Data records:
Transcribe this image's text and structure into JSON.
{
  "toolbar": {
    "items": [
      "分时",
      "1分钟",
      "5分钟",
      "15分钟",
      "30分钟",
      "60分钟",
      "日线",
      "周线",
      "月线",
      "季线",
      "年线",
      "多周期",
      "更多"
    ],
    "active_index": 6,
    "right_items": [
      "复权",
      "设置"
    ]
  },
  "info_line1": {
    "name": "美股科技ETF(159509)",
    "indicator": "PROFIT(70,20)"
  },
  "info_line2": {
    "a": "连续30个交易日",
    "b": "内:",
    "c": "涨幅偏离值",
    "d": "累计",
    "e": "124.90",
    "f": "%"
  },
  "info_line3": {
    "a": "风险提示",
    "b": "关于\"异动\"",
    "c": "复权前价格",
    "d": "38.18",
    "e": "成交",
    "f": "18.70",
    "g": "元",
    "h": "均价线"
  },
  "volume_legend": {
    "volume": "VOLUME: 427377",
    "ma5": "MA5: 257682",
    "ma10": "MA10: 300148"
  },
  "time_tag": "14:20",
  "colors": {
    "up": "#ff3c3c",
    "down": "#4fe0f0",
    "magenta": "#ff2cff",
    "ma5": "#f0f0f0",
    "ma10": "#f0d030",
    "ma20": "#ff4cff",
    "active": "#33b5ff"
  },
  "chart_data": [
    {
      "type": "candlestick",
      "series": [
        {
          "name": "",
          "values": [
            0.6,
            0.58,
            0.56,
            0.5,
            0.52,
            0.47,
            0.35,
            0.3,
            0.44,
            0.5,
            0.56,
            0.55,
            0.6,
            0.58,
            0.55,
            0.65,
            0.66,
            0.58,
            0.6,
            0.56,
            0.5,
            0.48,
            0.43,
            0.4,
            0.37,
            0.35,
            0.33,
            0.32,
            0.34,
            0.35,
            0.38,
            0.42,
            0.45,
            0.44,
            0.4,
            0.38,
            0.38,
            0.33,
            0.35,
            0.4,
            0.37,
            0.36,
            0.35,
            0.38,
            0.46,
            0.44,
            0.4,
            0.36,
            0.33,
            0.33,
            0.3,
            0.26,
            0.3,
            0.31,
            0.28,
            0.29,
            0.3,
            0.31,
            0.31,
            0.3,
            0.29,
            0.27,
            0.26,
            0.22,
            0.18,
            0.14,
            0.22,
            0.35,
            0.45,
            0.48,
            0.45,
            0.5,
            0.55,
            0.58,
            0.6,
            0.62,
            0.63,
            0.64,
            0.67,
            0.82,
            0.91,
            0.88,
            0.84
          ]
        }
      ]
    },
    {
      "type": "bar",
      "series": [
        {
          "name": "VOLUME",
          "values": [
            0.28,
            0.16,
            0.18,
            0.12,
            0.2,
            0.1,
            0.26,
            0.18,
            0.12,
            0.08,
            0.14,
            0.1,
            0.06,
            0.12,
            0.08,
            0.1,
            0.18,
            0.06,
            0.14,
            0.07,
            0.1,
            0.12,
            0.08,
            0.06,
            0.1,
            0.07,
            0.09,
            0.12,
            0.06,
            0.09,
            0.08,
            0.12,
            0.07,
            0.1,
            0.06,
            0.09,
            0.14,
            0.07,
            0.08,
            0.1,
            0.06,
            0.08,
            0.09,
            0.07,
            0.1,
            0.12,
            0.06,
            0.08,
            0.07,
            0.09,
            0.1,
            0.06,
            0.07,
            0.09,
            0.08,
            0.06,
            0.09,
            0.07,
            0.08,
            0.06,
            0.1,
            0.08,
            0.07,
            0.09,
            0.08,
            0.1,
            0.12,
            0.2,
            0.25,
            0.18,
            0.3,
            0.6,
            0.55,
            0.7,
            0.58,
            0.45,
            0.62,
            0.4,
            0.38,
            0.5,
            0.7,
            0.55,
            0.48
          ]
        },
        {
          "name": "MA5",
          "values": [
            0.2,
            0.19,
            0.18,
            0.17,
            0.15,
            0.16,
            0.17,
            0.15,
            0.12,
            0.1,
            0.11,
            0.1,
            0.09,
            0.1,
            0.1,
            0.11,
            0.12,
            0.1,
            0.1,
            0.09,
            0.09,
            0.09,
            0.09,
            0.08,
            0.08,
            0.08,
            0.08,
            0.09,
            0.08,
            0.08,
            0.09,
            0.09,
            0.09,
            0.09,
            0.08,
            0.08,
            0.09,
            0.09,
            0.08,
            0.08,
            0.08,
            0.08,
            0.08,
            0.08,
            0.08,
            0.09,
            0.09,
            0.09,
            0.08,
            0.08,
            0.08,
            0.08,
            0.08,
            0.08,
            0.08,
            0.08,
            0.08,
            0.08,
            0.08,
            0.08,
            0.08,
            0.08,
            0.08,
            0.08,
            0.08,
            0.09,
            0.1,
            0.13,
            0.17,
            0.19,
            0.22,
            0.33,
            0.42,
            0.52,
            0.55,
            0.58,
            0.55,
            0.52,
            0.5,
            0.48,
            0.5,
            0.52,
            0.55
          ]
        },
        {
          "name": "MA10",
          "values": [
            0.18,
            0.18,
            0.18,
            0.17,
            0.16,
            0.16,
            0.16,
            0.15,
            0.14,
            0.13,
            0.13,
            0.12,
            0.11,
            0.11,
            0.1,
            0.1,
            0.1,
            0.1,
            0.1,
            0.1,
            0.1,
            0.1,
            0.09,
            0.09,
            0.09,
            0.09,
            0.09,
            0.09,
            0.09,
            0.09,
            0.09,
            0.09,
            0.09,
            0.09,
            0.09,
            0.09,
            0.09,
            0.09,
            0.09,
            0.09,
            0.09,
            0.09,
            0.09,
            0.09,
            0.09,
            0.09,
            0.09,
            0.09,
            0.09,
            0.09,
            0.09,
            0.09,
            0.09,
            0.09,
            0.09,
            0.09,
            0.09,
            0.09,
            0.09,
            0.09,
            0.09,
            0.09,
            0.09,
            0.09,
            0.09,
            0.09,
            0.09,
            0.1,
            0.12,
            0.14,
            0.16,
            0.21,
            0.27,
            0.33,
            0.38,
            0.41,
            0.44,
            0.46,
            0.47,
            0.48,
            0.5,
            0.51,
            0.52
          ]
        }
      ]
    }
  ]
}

Given task: Write out the full listing, keeping every line exactly as it is.

Problem solution:
Transcribe this image's text and structure into JSON.
{
  "toolbar": {
    "items": [
      "分时",
      "1分钟",
      "5分钟",
      "15分钟",
      "30分钟",
      "60分钟",
      "日线",
      "周线",
      "月线",
      "季线",
      "年线",
      "多周期",
      "更多"
    ],
    "active_index": 6,
    "right_items": [
      "复权",
      "设置"
    ]
  },
  "info_line1": {
    "name": "美股科技ETF(159509)",
    "indicator": "PROFIT(70,20)"
  },
  "info_line2": {
    "a": "连续30个交易日",
    "b": "内:",
    "c": "涨幅偏离值",
    "d": "累计",
    "e": "124.90",
    "f": "%"
  },
  "info_line3": {
    "a": "风险提示",
    "b": "关于\"异动\"",
    "c": "复权前价格",
    "d": "38.18",
    "e": "成交",
    "f": "18.70",
    "g": "元",
    "h": "均价线"
  },
  "volume_legend": {
    "volume": "VOLUME: 427377",
    "ma5": "MA5: 257682",
    "ma10": "MA10: 300148"
  },
  "time_tag": "14:20",
  "colors": {
    "up": "#ff3c3c",
    "down": "#4fe0f0",
    "magenta": "#ff2cff",
    "ma5": "#f0f0f0",
    "ma10": "#f0d030",
    "ma20": "#ff4cff",
    "active": "#33b5ff"
  },
  "chart_data": [
    {
      "type": "candlestick",
      "series": [
        {
          "name": "",
          "values": [
            0.6,
            0.58,
            0.56,
            0.5,
            0.52,
            0.47,
            0.35,
            0.3,
            0.44,
            0.5,
            0.56,
            0.55,
            0.6,
            0.58,
            0.55,
            0.65,
            0.66,
            0.58,
            0.6,
            0.56,
            0.5,
            0.48,
            0.43,
            0.4,
            0.37,
            0.35,
            0.33,
            0.32,
            0.34,
            0.35,
            0.38,
            0.42,
            0.45,
            0.44,
            0.4,
            0.38,
            0.38,
            0.33,
            0.35,
            0.4,
            0.37,
            0.36,
            0.35,
            0.38,
            0.46,
            0.44,
            0.4,
            0.36,
            0.33,
            0.33,
            0.3,
            0.26,
            0.3,
            0.31,
            0.28,
            0.29,
            0.3,
            0.31,
            0.31,
            0.3,
            0.29,
            0.27,
            0.26,
            0.22,
            0.18,
            0.14,
            0.22,
            0.35,
            0.45,
            0.48,
            0.45,
            0.5,
            0.55,
            0.58,
            0.6,
            0.62,
            0.63,
            0.64,
            0.67,
            0.82,
            0.91,
            0.88,
            0.84
          ]
        }
      ]
    },
    {
      "type": "bar",
      "series": [
        {
          "name": "VOLUME",
          "values": [
            0.28,
            0.16,
            0.18,
            0.12,
            0.2,
            0.1,
            0.26,
            0.18,
            0.12,
            0.08,
            0.14,
            0.1,
            0.06,
            0.12,
            0.08,
            0.1,
            0.18,
            0.06,
            0.14,
            0.07,
            0.1,
            0.12,
            0.08,
            0.06,
            0.1,
            0.07,
            0.09,
            0.12,
            0.06,
            0.09,
            0.08,
            0.12,
            0.07,
            0.1,
            0.06,
            0.09,
            0.14,
            0.07,
            0.08,
            0.1,
            0.06,
            0.08,
            0.09,
            0.07,
            0.1,
            0.12,
            0.06,
            0.08,
            0.07,
            0.09,
            0.1,
            0.06,
            0.07,
            0.09,
            0.08,
            0.06,
            0.09,
            0.07,
            0.08,
            0.06,
            0.1,
            0.08,
            0.07,
            0.09,
            0.08,
            0.1,
            0.12,
            0.2,
            0.25,
            0.18,
            0.3,
            0.6,
            0.55,
            0.7,
            0.58,
            0.45,
            0.62,
            0.4,
            0.38,
            0.5,
            0.7,
            0.55,
            0.48
          ]
        },
        {
          "name": "MA5",
          "values": [
            0.2,
            0.19,
            0.18,
            0.17,
            0.15,
            0.16,
            0.17,
            0.15,
            0.12,
            0.1,
            0.11,
            0.1,
            0.09,
            0.1,
            0.1,
            0.11,
            0.12,
            0.1,
            0.1,
            0.09,
            0.09,
            0.09,
            0.09,
            0.08,
            0.08,
            0.08,
            0.08,
            0.09,
            0.08,
            0.08,
            0.09,
            0.09,
            0.09,
            0.09,
            0.08,
            0.08,
            0.09,
            0.09,
            0.08,
            0.08,
            0.08,
            0.08,
            0.08,
            0.08,
            0.08,
            0.09,
            0.09,
            0.09,
            0.08,
            0.08,
            0.08,
            0.08,
            0.08,
            0.08,
            0.08,
            0.08,
            0.08,
            0.08,
            0.08,
            0.08,
            0.08,
            0.08,
            0.08,
            0.08,
            0.08,
            0.09,
            0.1,
            0.13,
            0.17,
            0.19,
            0.22,
            0.33,
            0.42,
            0.52,
            0.55,
            0.58,
            0.55,
            0.52,
            0.5,
            0.48,
            0.5,
            0.52,
            0.55
          ]
        },
        {
          "name": "MA10",
          "values": [
            0.18,
            0.18,
            0.18,
            0.17,
            0.16,
            0.16,
            0.16,
            0.15,
            0.14,
            0.13,
            0.13,
            0.12,
            0.11,
            0.11,
            0.1,
            0.1,
            0.1,
            0.1,
            0.1,
            0.1,
            0.1,
            0.1,
            0.09,
            0.09,
            0.09,
            0.09,
            0.09,
            0.09,
            0.09,
            0.09,
            0.09,
            0.09,
            0.09,
            0.09,
            0.09,
            0.09,
            0.09,
            0.09,
            0.09,
            0.09,
            0.09,
            0.09,
            0.09,
            0.09,
            0.09,
            0.09,
            0.09,
            0.09,
            0.09,
            0.09,
            0.09,
            0.09,
            0.09,
            0.09,
            0.09,
            0.09,
            0.09,
            0.09,
            0.09,
            0.09,
            0.09,
            0.09,
            0.09,
            0.09,
            0.09,
            0.09,
            0.09,
            0.1,
            0.12,
            0.14,
            0.16,
            0.21,
            0.27,
            0.33,
            0.38,
            0.41,
            0.44,
            0.46,
            0.47,
            0.48,
            0.5,
            0.51,
            0.52
          ]
        }
      ]
    }
  ]
}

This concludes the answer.